What to work on:
Copy every line that mentions the word "With".

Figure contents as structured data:

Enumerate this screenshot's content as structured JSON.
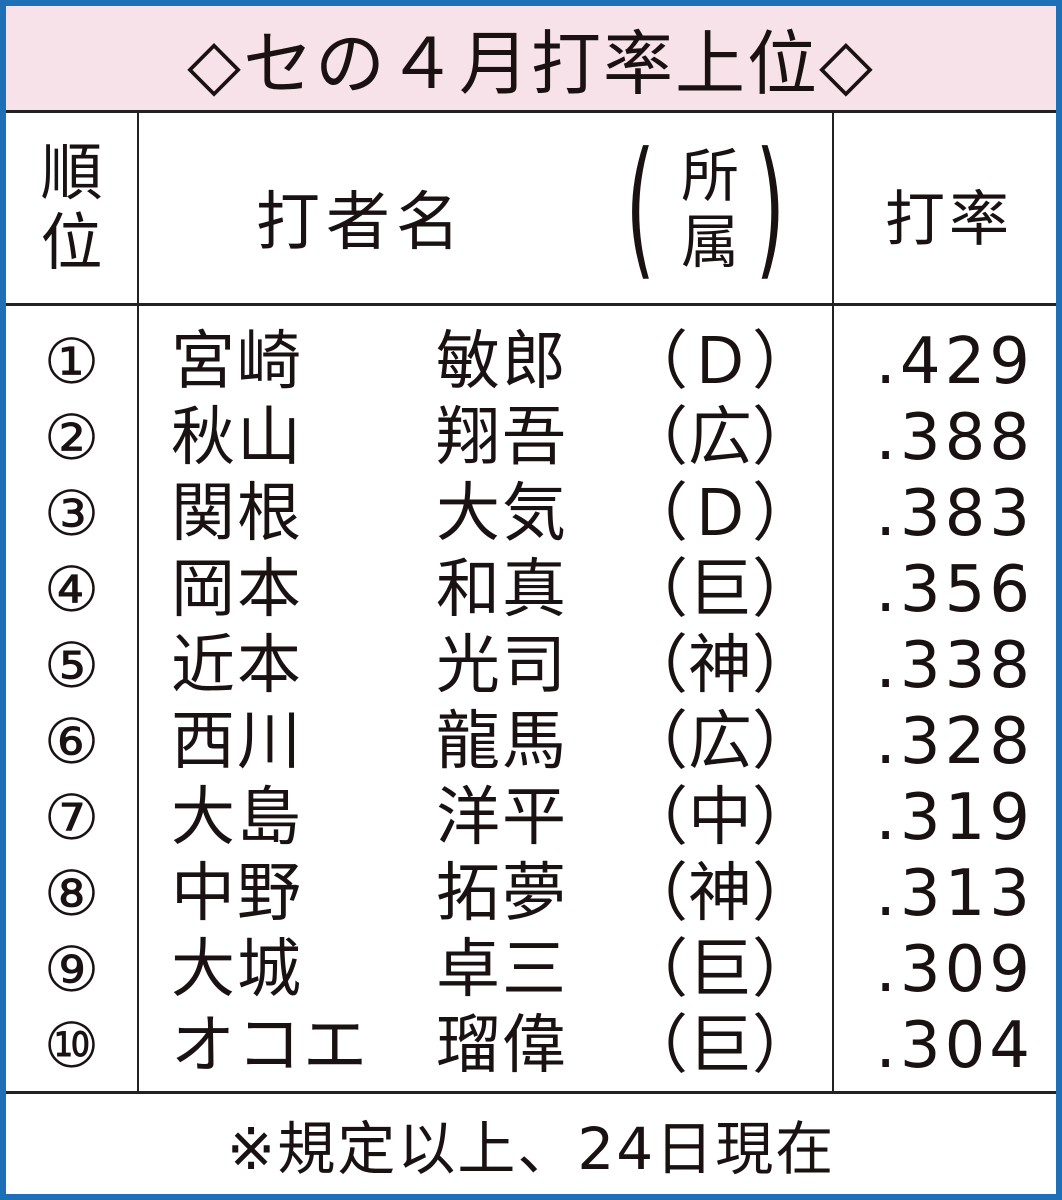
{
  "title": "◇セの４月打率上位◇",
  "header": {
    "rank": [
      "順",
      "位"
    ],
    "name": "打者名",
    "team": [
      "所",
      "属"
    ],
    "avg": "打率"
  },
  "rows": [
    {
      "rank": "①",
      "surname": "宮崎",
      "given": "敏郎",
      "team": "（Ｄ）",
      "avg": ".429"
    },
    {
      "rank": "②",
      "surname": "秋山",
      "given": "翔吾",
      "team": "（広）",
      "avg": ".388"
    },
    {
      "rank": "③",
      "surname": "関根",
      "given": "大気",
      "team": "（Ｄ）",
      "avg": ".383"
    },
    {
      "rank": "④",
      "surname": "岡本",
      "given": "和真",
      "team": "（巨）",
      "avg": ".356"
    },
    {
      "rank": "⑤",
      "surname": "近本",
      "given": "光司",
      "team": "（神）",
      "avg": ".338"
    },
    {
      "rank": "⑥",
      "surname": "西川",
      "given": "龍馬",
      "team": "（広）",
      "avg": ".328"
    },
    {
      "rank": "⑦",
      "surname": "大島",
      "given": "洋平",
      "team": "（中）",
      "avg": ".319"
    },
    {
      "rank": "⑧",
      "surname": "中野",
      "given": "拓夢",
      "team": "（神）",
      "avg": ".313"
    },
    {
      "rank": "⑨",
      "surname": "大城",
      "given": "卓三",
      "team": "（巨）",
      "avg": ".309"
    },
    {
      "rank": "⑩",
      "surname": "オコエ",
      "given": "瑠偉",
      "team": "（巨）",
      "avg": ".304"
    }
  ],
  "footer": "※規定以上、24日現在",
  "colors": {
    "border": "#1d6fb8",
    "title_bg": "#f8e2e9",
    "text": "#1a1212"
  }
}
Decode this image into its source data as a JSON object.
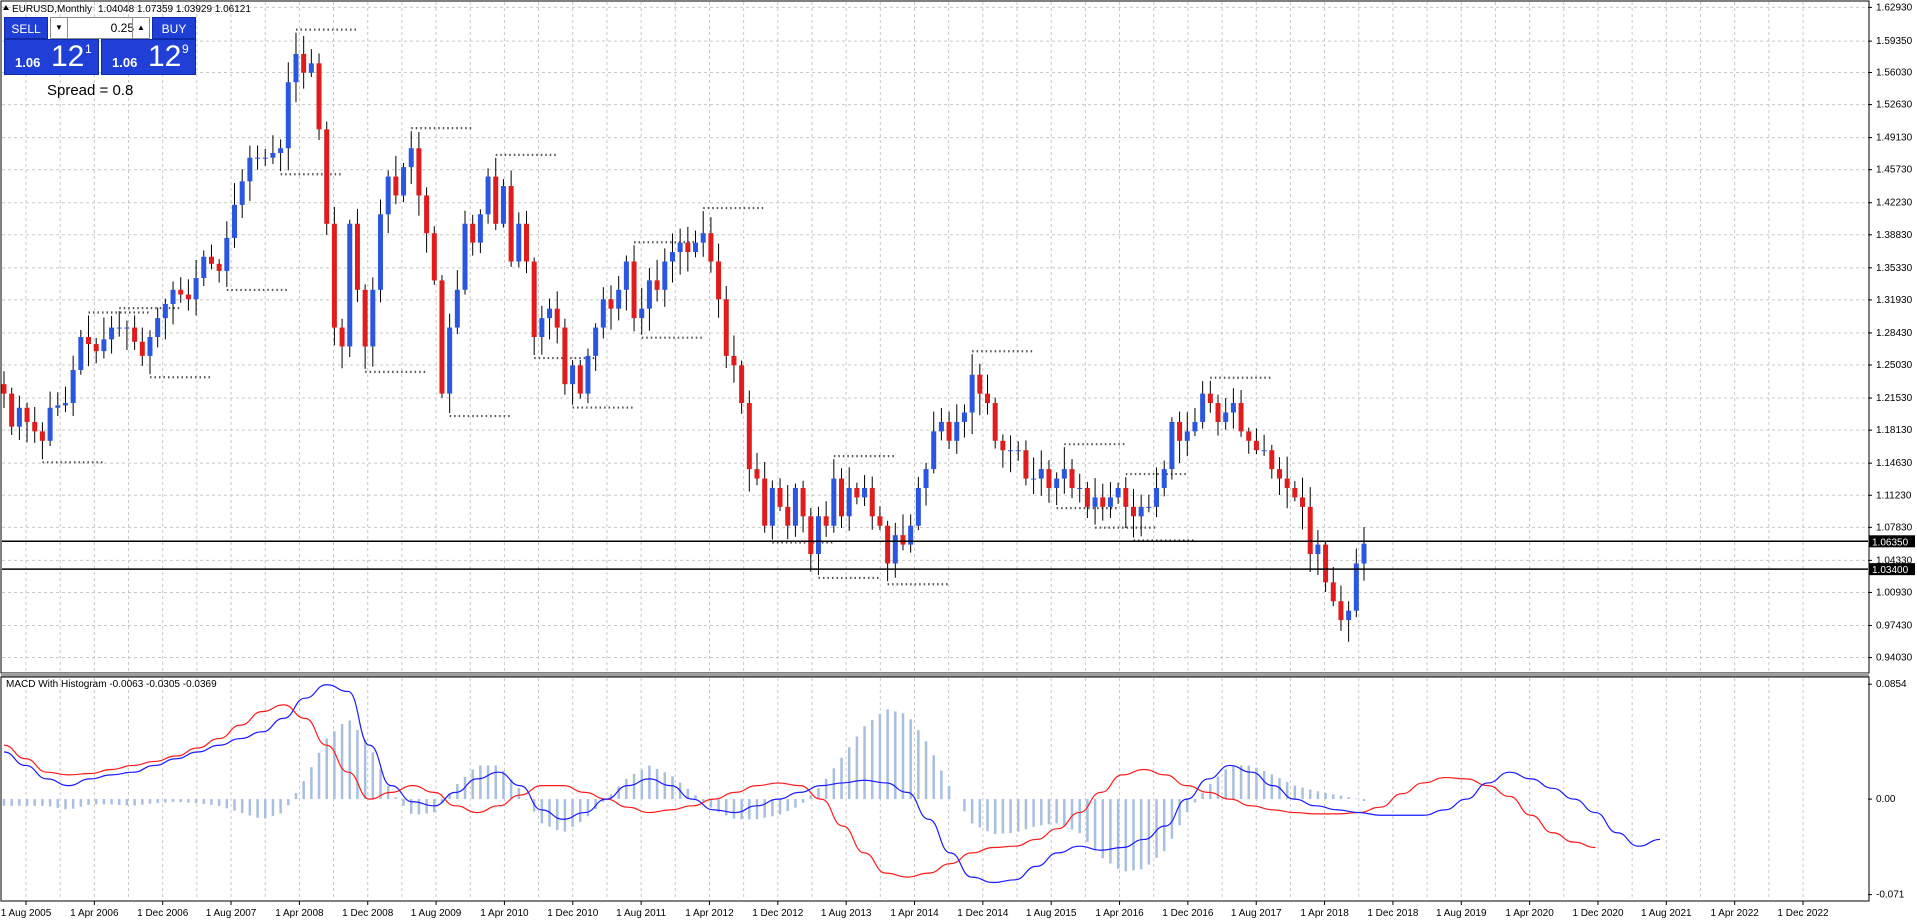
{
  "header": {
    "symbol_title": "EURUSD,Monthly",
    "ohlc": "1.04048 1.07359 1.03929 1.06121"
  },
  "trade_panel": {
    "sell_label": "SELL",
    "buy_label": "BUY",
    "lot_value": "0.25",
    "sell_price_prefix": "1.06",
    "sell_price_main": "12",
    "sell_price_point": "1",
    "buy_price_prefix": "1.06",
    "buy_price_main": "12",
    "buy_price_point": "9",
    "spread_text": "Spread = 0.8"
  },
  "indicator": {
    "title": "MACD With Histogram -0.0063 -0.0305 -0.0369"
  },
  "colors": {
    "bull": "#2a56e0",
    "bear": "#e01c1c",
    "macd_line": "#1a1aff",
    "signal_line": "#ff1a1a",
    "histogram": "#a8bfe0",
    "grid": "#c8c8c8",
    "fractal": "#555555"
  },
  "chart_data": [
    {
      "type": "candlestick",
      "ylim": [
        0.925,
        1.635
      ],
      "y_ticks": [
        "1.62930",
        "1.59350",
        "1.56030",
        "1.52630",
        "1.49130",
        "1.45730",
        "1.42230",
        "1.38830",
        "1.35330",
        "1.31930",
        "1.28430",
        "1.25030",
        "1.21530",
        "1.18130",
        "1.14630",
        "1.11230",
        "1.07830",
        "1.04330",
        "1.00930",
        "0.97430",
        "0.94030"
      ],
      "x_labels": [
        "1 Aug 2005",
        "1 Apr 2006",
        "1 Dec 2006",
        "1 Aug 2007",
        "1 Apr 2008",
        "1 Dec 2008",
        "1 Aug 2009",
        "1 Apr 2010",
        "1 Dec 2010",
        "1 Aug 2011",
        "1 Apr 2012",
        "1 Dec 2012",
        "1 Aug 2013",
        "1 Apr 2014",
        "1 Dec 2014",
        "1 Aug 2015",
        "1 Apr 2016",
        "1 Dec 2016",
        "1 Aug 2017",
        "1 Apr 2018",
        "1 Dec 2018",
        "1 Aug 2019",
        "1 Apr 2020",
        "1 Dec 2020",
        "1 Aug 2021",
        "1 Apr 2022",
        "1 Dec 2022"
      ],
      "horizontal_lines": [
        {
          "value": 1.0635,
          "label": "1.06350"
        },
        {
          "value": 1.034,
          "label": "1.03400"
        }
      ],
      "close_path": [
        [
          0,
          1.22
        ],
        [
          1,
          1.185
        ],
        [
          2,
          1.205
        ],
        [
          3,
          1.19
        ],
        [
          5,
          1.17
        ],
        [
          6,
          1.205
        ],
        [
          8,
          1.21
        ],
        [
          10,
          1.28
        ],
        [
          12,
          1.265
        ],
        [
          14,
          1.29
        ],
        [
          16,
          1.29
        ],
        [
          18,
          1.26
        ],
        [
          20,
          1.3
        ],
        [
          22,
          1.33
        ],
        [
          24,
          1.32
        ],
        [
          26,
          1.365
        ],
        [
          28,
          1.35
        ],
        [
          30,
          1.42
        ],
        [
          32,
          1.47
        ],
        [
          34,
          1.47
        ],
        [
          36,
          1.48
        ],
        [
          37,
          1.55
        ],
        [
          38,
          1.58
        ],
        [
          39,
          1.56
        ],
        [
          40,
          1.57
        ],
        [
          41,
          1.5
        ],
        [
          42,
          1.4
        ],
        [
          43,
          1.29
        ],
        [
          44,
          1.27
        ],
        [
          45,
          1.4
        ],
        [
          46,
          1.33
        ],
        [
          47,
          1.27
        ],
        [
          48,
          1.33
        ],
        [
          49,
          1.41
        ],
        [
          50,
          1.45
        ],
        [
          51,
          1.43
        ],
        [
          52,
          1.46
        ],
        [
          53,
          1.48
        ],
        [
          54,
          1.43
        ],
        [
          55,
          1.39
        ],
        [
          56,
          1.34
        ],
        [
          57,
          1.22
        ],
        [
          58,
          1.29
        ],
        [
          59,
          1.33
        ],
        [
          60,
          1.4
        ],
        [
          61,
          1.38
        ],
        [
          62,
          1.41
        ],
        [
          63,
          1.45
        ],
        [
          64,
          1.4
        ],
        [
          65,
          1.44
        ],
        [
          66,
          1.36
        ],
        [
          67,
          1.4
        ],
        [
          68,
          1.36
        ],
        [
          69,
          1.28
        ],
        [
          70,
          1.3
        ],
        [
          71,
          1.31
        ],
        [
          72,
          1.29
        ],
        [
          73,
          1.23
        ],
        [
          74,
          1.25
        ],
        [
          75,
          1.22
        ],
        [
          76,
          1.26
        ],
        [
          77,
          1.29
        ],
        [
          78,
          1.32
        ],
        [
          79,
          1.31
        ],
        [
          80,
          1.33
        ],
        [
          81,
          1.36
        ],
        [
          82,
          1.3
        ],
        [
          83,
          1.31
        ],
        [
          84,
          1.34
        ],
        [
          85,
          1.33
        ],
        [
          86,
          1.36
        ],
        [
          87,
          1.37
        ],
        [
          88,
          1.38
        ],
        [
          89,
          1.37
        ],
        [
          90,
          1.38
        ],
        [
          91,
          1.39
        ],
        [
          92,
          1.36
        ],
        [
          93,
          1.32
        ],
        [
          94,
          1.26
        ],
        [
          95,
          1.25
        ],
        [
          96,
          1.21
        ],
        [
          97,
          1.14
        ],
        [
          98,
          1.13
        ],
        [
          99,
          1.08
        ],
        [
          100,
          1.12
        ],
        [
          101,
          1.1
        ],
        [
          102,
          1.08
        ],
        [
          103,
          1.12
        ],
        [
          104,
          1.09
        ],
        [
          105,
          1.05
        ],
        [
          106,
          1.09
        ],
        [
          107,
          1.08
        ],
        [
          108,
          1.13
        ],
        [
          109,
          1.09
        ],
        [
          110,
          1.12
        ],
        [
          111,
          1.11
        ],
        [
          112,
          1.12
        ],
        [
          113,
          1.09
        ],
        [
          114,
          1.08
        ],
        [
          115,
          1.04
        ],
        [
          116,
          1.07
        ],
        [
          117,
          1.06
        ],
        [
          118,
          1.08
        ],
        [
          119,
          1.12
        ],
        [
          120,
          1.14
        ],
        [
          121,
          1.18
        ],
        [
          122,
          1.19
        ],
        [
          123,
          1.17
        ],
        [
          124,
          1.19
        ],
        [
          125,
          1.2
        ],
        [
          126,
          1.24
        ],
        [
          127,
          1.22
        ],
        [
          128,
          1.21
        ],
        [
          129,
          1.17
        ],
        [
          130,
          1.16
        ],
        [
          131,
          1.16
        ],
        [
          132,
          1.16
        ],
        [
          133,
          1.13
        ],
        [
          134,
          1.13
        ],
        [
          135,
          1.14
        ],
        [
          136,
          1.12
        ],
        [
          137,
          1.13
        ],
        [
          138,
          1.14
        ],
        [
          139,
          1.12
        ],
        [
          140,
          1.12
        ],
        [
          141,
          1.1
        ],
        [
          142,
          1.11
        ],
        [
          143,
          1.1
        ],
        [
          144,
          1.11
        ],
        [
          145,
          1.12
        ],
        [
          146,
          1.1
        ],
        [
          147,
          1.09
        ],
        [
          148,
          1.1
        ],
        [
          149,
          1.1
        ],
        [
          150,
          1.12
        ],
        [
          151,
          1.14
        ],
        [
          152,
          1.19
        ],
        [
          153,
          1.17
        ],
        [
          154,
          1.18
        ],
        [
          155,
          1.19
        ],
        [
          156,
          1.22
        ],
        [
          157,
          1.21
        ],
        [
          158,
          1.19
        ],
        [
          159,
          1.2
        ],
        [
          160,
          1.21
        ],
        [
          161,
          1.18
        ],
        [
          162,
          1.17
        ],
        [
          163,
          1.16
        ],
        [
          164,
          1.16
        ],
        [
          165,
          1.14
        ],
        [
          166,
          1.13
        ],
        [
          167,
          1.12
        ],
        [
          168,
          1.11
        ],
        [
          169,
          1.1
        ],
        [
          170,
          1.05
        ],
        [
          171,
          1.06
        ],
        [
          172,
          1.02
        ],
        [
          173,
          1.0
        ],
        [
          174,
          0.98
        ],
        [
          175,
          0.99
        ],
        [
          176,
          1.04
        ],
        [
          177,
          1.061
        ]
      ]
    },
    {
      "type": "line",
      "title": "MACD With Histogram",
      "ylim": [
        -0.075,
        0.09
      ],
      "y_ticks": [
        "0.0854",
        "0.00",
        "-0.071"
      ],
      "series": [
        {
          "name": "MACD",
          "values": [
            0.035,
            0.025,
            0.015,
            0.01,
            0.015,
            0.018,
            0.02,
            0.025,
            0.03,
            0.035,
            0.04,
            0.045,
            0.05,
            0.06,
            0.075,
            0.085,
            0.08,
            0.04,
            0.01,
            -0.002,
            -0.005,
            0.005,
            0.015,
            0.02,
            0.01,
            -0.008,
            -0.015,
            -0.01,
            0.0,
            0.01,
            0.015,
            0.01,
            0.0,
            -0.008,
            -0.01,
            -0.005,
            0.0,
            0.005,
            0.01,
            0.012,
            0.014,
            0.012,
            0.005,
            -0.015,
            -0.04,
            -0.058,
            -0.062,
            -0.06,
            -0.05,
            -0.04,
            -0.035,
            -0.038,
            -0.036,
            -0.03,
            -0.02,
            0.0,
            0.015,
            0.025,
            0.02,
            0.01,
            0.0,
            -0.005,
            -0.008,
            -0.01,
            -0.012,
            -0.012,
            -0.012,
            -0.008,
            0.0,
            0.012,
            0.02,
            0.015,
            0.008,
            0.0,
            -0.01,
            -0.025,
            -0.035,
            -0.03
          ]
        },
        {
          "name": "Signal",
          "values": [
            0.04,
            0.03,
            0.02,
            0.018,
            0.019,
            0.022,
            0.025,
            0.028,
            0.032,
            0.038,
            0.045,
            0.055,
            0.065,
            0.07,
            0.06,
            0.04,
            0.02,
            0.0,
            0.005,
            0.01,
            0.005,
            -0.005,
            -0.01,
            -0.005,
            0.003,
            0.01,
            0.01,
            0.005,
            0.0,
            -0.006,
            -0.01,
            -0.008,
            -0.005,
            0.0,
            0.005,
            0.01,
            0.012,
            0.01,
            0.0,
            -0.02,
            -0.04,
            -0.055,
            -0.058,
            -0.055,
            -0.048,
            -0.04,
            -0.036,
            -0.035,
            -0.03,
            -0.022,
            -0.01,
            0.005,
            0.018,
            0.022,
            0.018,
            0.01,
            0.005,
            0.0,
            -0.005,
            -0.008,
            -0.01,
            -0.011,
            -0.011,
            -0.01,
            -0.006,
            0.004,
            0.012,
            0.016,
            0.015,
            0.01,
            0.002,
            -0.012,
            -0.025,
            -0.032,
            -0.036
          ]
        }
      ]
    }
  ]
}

...

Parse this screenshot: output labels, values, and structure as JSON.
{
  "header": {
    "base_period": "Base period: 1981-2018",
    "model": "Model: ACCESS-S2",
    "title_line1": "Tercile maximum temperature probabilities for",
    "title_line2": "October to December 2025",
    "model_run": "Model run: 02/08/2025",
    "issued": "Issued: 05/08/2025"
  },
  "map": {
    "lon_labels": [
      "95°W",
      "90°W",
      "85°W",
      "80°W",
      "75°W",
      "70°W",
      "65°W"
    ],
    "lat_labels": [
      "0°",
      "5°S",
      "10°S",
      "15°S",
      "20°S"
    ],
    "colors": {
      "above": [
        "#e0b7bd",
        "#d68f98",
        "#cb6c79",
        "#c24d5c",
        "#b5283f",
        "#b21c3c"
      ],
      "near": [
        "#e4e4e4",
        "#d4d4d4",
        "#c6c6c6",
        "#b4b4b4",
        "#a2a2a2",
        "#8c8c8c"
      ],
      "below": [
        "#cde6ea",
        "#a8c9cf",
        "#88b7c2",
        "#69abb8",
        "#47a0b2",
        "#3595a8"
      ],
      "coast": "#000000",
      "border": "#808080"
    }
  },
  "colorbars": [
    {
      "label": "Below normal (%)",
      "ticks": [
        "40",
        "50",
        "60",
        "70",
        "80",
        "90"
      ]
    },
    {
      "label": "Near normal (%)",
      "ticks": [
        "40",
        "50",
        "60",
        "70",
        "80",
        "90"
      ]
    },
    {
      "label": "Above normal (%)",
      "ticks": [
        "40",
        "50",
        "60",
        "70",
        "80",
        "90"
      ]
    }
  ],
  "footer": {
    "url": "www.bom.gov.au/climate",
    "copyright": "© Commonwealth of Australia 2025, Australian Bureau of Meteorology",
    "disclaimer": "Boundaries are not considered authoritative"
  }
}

Worked solution:
    "title": "MACD With Histogram -0.0063 -0.0305 -0.0369"
      "title": "MACD With Histogram",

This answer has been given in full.